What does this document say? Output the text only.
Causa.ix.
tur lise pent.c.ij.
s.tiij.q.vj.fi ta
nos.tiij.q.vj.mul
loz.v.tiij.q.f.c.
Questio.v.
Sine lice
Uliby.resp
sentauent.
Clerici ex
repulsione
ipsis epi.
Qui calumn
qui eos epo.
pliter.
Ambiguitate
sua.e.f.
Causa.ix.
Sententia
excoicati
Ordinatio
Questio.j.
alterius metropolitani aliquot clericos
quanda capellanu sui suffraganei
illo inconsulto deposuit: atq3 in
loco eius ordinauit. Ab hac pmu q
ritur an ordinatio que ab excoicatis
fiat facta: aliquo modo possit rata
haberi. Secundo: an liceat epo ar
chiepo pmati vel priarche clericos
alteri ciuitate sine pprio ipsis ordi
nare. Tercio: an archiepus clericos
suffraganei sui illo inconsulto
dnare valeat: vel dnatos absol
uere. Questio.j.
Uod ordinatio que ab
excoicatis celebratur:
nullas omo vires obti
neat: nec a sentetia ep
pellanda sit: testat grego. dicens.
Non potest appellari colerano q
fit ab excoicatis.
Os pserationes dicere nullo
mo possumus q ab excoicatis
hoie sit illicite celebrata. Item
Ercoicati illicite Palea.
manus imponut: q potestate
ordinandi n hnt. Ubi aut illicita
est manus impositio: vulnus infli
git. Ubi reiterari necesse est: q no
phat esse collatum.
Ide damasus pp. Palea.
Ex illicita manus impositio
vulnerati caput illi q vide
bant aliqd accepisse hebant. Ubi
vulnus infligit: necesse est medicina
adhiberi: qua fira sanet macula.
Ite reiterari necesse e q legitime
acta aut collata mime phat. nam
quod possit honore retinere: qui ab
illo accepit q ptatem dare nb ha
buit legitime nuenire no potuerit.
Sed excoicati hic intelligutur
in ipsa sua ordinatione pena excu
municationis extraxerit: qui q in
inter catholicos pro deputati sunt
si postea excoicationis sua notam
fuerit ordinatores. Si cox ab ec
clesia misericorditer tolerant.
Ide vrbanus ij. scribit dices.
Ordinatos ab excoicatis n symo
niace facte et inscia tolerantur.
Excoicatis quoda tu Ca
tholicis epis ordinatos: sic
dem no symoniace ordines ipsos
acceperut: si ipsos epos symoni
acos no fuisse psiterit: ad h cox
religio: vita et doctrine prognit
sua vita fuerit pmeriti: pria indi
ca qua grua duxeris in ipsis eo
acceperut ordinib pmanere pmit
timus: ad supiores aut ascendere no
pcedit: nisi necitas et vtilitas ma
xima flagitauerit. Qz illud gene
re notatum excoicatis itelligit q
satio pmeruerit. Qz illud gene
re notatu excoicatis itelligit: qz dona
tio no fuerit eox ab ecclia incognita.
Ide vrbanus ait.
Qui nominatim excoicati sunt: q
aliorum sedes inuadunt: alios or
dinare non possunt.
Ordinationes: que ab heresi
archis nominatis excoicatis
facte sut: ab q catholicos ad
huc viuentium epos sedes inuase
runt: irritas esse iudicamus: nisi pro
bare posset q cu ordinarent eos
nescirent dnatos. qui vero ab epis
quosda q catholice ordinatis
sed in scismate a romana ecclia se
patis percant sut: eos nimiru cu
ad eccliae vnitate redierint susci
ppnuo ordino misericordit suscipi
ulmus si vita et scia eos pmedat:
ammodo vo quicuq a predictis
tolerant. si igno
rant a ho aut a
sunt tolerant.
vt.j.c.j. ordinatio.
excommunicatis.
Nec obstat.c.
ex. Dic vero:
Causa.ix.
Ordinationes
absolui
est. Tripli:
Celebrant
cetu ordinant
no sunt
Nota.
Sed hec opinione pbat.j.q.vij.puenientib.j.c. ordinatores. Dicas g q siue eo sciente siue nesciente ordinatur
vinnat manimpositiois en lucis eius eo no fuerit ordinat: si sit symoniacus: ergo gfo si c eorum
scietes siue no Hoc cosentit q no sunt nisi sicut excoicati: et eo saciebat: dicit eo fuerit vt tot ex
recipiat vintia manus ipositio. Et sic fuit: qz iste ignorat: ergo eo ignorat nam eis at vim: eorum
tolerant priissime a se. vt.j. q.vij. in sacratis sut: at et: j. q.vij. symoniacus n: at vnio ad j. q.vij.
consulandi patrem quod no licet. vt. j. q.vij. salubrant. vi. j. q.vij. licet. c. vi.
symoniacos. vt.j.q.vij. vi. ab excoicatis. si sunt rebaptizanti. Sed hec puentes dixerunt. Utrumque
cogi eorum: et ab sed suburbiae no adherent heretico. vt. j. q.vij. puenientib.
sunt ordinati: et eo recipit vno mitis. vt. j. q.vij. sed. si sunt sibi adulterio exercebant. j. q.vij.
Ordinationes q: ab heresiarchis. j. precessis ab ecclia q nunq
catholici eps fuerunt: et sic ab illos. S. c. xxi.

##########

Given task = Locate all lines that include the word "ipsos" and copy them out.

Response for this exercise =
dem no symoniace ordines ipsos
acceperut: si ipsos epos symoni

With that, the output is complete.